**AIM OF THE EXERCISE**
Set down each record exactly as written.

#####

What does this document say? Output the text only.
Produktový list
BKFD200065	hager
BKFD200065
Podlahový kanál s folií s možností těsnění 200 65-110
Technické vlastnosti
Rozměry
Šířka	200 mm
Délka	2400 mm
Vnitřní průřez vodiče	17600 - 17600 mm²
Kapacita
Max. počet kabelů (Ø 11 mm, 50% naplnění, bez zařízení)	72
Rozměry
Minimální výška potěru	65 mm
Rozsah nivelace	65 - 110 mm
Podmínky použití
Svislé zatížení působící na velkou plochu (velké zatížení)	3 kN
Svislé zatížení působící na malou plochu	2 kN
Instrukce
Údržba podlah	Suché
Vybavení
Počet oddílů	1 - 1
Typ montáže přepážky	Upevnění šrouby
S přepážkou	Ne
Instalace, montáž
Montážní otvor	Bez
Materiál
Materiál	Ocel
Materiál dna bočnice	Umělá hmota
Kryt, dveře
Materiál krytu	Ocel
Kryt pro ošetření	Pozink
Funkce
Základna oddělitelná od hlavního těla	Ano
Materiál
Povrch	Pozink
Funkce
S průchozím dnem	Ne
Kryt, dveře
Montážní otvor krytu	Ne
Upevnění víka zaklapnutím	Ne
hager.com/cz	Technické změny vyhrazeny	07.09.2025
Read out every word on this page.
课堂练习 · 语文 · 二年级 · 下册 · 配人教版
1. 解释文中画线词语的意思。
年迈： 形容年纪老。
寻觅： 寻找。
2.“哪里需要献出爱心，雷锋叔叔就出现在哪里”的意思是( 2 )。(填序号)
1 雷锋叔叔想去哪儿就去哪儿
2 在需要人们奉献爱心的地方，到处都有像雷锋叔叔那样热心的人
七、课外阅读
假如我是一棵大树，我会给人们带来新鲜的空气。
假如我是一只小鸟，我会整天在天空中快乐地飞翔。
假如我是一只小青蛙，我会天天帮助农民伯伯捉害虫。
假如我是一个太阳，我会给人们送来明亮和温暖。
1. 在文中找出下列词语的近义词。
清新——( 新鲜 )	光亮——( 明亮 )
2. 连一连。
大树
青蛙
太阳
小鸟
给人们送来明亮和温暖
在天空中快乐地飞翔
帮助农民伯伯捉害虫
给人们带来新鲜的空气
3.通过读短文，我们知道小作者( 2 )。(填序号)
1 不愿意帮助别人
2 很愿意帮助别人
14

#####

**EXERCISE RESULT**
What does this document say? Output the text only.
Produktový list
BKFD200065	hager
BKFD200065
Podlahový kanál s folií s možností těsnění 200 65-110
Technické vlastnosti
Rozměry
Šířka	200 mm
Délka	2400 mm
Vnitřní průřez vodiče	17600 - 17600 mm²
Kapacita
Max. počet kabelů (Ø 11 mm, 50% naplnění, bez zařízení)	72
Rozměry
Minimální výška potěru	65 mm
Rozsah nivelace	65 - 110 mm
Podmínky použití
Svislé zatížení působící na velkou plochu (velké zatížení)	3 kN
Svislé zatížení působící na malou plochu	2 kN
Instrukce
Údržba podlah	Suché
Vybavení
Počet oddílů	1 - 1
Typ montáže přepážky	Upevnění šrouby
S přepážkou	Ne
Instalace, montáž
Montážní otvor	Bez
Materiál
Materiál	Ocel
Materiál dna bočnice	Umělá hmota
Kryt, dveře
Materiál krytu	Ocel
Kryt pro ošetření	Pozink
Funkce
Základna oddělitelná od hlavního těla	Ano
Materiál
Povrch	Pozink
Funkce
S průchozím dnem	Ne
Kryt, dveře
Montážní otvor krytu	Ne
Upevnění víka zaklapnutím	Ne
hager.com/cz	Technické změny vyhrazeny	07.09.2025
Read out every word on this page.
课堂练习 · 语文 · 二年级 · 下册 · 配人教版
1. 解释文中画线词语的意思。
年迈： 形容年纪老。
寻觅： 寻找。
2.“哪里需要献出爱心，雷锋叔叔就出现在哪里”的意思是( 2 )。(填序号)
1 雷锋叔叔想去哪儿就去哪儿
2 在需要人们奉献爱心的地方，到处都有像雷锋叔叔那样热心的人
七、课外阅读
假如我是一棵大树，我会给人们带来新鲜的空气。
假如我是一只小鸟，我会整天在天空中快乐地飞翔。
假如我是一只小青蛙，我会天天帮助农民伯伯捉害虫。
假如我是一个太阳，我会给人们送来明亮和温暖。
1. 在文中找出下列词语的近义词。
清新——( 新鲜 )	光亮——( 明亮 )
2. 连一连。
大树
青蛙
太阳
小鸟
给人们送来明亮和温暖
在天空中快乐地飞翔
帮助农民伯伯捉害虫
给人们带来新鲜的空气
3.通过读短文，我们知道小作者( 2 )。(填序号)
1 不愿意帮助别人
2 很愿意帮助别人
14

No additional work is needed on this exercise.